== Data for the task ==
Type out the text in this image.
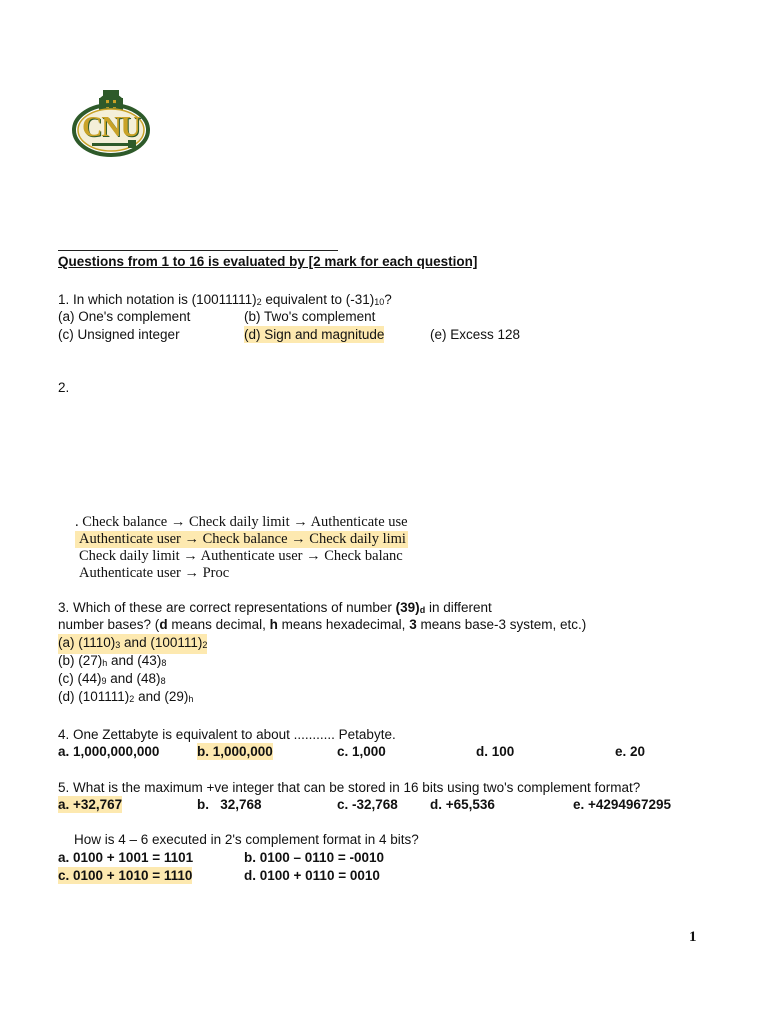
CNU
Questions from 1 to 16 is evaluated by [2 mark for each question]
1. In which notation is $(10011111)_2$ equivalent to $(-31)_{10}$?
(a) One's complement	(b) Two's complement
(c) Unsigned integer	(d) Sign and magnitude	(e) Excess 128
2.
. Check balance → Check daily limit → Authenticate use
Authenticate user → Check balance → Check daily limi
Check daily limit → Authenticate user → Check balanc
Authenticate user → Proc
3. Which of these are correct representations of number $(39)_d$ in different
number bases? (d means decimal, h means hexadecimal, 3 means base-3 system, etc.)
(a) $(1110)_3$ and $(100111)_2$
(b) $(27)_h$ and $(43)_8$
(c) $(44)_9$ and $(48)_8$
(d) $(101111)_2$ and $(29)_h$
4. One Zettabyte is equivalent to about ........... Petabyte.
a. 1,000,000,000	b. 1,000,000	c. 1,000	d. 100	e. 20
5. What is the maximum +ve integer that can be stored in 16 bits using two's complement format?
a. +32,767	b.   32,768	c. -32,768 d. +65,536	e. +4294967295
How is 4 – 6 executed in 2's complement format in 4 bits?
a. 0100 + 1001 = 1101	b. 0100 – 0110 = -0010
c. 0100 + 1010 = 1110	d. 0100 + 0110 = 0010
1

== What the task requires ==
Copy all lines from the material that contain "balance".

== Answer for the task ==
. Check balance → Check daily limit → Authenticate use
Authenticate user → Check balance → Check daily limi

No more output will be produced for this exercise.